- **Available records**:
════
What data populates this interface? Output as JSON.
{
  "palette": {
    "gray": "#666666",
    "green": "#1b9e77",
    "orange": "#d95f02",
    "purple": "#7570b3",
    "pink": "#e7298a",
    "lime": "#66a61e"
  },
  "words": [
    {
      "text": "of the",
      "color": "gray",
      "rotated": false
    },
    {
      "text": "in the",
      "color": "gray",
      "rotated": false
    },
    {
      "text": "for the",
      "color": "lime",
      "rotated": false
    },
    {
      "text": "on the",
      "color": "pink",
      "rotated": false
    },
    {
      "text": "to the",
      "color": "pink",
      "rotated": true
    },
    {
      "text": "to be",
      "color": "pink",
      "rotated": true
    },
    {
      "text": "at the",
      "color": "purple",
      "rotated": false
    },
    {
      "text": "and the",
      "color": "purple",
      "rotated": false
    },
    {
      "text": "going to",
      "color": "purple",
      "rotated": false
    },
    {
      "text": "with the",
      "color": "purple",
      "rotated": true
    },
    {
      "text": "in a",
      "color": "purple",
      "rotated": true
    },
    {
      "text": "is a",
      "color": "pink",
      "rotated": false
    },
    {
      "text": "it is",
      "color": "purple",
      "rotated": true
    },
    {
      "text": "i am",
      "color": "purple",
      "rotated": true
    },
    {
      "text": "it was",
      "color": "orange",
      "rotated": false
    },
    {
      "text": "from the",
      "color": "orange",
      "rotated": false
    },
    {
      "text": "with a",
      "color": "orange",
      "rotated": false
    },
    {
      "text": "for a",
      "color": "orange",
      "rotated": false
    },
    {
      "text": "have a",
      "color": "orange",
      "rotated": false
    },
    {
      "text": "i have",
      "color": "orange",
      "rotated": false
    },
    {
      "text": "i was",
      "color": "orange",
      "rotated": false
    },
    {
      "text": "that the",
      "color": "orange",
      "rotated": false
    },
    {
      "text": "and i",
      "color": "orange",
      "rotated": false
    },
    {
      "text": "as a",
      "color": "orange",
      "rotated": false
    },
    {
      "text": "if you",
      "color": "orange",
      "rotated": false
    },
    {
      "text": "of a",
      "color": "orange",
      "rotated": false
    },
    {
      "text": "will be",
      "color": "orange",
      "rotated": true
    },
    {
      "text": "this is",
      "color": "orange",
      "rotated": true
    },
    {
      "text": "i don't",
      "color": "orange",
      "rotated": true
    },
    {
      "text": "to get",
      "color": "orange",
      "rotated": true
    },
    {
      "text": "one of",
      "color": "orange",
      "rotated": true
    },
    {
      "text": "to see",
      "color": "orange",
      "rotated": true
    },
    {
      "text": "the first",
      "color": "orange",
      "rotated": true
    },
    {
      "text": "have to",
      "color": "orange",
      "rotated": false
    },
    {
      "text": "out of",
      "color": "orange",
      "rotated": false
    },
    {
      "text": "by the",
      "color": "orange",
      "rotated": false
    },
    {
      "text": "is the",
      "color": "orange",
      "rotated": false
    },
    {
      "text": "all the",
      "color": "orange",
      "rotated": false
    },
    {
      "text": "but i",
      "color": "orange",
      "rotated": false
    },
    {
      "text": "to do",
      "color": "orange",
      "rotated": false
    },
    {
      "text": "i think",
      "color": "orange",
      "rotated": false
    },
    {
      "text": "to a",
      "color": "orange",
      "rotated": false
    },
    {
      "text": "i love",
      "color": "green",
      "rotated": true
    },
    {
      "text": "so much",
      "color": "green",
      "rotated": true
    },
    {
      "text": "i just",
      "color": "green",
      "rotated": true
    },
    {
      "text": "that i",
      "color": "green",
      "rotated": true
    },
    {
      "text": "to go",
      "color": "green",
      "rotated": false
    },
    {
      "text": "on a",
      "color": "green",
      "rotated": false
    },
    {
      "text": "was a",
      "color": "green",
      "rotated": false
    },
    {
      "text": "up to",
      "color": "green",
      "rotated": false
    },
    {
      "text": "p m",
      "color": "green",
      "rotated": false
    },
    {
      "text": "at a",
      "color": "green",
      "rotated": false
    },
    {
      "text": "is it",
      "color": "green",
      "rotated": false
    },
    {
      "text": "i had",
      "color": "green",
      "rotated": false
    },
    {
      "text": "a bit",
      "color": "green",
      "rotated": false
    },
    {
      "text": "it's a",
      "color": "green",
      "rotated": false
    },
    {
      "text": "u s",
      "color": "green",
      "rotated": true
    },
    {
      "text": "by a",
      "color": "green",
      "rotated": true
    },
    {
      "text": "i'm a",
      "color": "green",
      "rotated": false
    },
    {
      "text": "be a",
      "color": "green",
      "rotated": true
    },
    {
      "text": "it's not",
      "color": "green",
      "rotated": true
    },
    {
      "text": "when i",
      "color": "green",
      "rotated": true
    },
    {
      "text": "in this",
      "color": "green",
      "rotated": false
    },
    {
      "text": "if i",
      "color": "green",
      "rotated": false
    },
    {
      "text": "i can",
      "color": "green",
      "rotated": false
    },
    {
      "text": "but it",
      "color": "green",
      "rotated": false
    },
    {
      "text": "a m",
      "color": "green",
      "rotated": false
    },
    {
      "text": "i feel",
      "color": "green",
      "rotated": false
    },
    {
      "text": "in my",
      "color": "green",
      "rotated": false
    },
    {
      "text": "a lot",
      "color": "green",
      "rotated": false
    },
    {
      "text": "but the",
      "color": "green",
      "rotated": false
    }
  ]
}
════
- **To do**:
Gather all lines where the word "this" appears.

- **Output**:
What data populates this interface? Output as JSON.
      "text": "this is",
      "text": "in this",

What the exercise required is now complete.